-- Start of RECORDS TO USE --
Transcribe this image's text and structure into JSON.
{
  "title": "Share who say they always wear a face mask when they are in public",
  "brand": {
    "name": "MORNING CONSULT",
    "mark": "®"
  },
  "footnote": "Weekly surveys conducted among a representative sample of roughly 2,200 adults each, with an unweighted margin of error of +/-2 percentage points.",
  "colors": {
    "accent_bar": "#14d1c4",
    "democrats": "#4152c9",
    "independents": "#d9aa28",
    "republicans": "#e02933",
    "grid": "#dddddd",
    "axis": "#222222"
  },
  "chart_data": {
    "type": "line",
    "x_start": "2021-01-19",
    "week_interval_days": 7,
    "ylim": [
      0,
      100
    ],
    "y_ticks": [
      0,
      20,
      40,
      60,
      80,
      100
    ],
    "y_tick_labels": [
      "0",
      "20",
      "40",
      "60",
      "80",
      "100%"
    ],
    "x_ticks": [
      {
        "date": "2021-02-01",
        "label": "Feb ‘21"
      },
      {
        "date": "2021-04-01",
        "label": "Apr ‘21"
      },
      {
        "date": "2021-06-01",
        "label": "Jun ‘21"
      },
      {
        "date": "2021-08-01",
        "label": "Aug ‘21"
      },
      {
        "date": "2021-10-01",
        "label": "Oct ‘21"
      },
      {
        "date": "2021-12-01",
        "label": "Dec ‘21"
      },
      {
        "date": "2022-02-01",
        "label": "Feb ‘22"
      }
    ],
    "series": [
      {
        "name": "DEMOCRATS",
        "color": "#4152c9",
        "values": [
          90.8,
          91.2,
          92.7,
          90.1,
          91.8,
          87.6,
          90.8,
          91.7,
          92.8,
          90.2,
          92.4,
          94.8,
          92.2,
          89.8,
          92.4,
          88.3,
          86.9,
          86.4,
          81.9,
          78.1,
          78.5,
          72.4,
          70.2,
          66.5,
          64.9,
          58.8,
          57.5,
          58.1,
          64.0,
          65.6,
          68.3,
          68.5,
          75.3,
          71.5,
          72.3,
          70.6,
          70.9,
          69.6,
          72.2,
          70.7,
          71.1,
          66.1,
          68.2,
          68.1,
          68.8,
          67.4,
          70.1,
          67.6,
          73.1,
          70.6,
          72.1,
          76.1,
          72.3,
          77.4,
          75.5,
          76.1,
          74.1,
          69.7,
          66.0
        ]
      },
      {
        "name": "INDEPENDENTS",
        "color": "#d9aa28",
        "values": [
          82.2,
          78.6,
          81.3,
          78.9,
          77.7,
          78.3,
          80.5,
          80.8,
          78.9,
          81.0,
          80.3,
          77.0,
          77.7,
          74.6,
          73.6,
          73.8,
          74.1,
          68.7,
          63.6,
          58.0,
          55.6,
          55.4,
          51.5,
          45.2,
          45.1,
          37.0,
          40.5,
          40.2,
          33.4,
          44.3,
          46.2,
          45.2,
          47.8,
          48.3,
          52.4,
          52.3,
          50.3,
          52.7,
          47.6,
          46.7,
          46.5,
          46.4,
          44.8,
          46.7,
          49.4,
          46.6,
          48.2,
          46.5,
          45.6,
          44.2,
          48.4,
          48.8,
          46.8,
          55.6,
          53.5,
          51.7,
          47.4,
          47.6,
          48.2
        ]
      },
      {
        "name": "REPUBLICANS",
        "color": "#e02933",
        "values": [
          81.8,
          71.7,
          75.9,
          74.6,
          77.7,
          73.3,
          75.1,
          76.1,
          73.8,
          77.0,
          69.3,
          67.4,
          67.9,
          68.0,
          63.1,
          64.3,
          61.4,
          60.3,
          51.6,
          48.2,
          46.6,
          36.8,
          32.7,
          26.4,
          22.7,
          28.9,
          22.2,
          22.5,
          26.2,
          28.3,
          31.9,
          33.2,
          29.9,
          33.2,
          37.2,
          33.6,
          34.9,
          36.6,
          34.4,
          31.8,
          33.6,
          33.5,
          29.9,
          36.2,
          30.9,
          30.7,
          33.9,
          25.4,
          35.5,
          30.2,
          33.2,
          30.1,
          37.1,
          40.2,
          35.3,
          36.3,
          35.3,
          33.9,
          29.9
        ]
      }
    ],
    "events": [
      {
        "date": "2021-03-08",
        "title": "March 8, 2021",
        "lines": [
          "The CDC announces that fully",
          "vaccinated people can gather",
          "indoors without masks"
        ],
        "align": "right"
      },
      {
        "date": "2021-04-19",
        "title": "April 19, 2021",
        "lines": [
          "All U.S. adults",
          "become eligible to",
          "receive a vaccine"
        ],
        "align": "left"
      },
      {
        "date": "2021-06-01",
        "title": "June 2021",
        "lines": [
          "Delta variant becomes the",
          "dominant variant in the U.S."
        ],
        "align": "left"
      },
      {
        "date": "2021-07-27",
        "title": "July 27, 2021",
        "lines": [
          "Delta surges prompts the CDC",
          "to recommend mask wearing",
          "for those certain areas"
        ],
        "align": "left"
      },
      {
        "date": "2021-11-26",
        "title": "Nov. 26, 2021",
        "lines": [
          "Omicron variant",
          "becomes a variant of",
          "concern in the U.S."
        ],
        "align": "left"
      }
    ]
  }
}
-- End of RECORDS TO USE --
▸ WHAT YOU NEED TO DO
From the entries above, copy each line holding "date".

▸ COMPLETE RESPONSE
        "date": "2021-02-01",
        "date": "2021-04-01",
        "date": "2021-06-01",
        "date": "2021-08-01",
        "date": "2021-10-01",
        "date": "2021-12-01",
        "date": "2022-02-01",
        "date": "2021-03-08",
        "date": "2021-04-19",
        "date": "2021-06-01",
        "date": "2021-07-27",
        "date": "2021-11-26",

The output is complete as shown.